[Excerpts from a figure dataset]

──────────────────────────────

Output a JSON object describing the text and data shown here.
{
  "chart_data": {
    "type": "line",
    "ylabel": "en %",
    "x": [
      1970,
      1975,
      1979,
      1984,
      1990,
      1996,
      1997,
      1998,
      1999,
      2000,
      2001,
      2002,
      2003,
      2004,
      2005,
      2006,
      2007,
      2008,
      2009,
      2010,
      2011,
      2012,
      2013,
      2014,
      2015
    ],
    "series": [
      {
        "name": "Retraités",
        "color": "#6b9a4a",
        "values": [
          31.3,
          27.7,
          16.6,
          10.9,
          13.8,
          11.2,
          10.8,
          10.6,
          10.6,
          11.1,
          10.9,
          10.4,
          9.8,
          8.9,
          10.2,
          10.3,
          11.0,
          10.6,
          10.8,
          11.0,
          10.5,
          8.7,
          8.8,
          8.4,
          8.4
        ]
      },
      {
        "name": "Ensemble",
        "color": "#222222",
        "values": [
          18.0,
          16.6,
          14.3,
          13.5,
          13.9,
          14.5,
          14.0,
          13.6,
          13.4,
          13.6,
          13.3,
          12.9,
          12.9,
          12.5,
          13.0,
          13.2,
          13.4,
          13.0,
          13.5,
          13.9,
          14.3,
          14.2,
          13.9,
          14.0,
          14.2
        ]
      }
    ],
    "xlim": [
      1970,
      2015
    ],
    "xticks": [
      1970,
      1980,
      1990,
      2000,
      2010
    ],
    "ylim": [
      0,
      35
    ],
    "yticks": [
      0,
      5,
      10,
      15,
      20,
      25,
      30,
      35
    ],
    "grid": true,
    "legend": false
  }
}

──────────────────────────────

→ **Task instructions**
Each record above should be restated word for word.

→ **Task output**
Output a JSON object describing the text and data shown here.
{
  "chart_data": {
    "type": "line",
    "ylabel": "en %",
    "x": [
      1970,
      1975,
      1979,
      1984,
      1990,
      1996,
      1997,
      1998,
      1999,
      2000,
      2001,
      2002,
      2003,
      2004,
      2005,
      2006,
      2007,
      2008,
      2009,
      2010,
      2011,
      2012,
      2013,
      2014,
      2015
    ],
    "series": [
      {
        "name": "Retraités",
        "color": "#6b9a4a",
        "values": [
          31.3,
          27.7,
          16.6,
          10.9,
          13.8,
          11.2,
          10.8,
          10.6,
          10.6,
          11.1,
          10.9,
          10.4,
          9.8,
          8.9,
          10.2,
          10.3,
          11.0,
          10.6,
          10.8,
          11.0,
          10.5,
          8.7,
          8.8,
          8.4,
          8.4
        ]
      },
      {
        "name": "Ensemble",
        "color": "#222222",
        "values": [
          18.0,
          16.6,
          14.3,
          13.5,
          13.9,
          14.5,
          14.0,
          13.6,
          13.4,
          13.6,
          13.3,
          12.9,
          12.9,
          12.5,
          13.0,
          13.2,
          13.4,
          13.0,
          13.5,
          13.9,
          14.3,
          14.2,
          13.9,
          14.0,
          14.2
        ]
      }
    ],
    "xlim": [
      1970,
      2015
    ],
    "xticks": [
      1970,
      1980,
      1990,
      2000,
      2010
    ],
    "ylim": [
      0,
      35
    ],
    "yticks": [
      0,
      5,
      10,
      15,
      20,
      25,
      30,
      35
    ],
    "grid": true,
    "legend": false
  }
}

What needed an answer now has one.